From the entries below, copy every line where the string "rock" appears.

The records:
begin
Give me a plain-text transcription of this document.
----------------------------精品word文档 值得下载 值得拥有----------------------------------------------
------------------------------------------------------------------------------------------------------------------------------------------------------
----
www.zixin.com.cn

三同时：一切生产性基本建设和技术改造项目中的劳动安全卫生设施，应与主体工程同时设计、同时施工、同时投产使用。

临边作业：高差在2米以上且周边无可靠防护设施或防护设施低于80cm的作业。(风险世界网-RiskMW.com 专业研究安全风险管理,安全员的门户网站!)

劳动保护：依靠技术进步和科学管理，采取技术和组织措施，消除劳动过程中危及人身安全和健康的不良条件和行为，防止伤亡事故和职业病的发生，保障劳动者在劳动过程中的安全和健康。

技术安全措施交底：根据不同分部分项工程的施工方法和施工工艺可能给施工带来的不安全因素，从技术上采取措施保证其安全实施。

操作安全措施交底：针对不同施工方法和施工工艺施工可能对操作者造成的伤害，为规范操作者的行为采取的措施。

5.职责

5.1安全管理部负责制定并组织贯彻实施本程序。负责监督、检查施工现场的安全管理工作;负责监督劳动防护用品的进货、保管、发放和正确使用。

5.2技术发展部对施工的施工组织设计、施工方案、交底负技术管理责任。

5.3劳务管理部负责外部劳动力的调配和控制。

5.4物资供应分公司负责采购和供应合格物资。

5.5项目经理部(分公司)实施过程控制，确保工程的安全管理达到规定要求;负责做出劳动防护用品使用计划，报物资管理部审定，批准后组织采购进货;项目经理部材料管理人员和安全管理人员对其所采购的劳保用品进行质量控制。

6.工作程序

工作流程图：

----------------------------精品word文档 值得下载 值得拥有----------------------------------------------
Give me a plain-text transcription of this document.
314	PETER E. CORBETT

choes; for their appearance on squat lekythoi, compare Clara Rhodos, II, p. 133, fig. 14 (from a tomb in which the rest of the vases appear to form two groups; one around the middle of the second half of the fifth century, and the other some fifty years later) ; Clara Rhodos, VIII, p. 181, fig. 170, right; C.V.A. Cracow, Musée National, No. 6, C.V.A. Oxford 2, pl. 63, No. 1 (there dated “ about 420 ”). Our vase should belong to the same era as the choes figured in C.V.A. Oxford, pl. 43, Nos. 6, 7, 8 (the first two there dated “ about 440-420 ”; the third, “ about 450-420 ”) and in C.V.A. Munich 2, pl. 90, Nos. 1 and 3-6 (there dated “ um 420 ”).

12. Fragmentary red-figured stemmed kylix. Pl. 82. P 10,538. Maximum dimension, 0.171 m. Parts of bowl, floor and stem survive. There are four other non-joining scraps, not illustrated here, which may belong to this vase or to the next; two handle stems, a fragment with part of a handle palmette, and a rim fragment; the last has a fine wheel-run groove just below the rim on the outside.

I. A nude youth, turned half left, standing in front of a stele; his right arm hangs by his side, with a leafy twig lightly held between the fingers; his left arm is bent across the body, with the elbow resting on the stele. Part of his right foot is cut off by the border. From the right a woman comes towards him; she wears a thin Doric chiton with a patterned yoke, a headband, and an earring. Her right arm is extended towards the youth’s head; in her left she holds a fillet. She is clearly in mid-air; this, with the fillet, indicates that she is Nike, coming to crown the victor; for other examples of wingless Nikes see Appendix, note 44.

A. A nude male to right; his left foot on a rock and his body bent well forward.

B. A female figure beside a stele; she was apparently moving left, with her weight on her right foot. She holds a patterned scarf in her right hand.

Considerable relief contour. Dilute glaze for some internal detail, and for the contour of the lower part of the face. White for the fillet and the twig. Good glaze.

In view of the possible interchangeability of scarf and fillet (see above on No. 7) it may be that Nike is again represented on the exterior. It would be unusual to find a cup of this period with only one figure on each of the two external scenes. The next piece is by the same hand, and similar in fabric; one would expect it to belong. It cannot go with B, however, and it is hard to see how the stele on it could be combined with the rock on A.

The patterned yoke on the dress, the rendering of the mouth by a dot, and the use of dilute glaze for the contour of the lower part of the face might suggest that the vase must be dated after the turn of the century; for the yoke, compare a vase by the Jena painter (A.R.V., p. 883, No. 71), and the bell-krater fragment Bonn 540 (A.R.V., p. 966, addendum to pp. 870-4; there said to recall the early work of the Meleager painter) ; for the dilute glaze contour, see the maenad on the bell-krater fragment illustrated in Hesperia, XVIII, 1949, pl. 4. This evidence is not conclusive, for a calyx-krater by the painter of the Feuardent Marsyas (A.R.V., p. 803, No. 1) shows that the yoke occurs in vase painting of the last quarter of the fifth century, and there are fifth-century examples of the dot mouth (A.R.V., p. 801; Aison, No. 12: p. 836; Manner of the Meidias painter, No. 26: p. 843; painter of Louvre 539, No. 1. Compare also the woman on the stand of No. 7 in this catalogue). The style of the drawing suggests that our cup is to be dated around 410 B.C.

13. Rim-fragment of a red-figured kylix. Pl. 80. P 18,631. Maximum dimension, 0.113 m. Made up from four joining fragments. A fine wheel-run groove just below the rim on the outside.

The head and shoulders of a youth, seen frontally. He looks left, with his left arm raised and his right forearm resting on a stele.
end
Response to this task:
A. A nude male to right; his left foot on a rock and his body bent well forward.
In view of the possible interchangeability of scarf and fillet (see above on No. 7) it may be that Nike is again represented on the exterior. It would be unusual to find a cup of this period with only one figure on each of the two external scenes. The next piece is by the same hand, and similar in fabric; one would expect it to belong. It cannot go with B, however, and it is hard to see how the stele on it could be combined with the rock on A.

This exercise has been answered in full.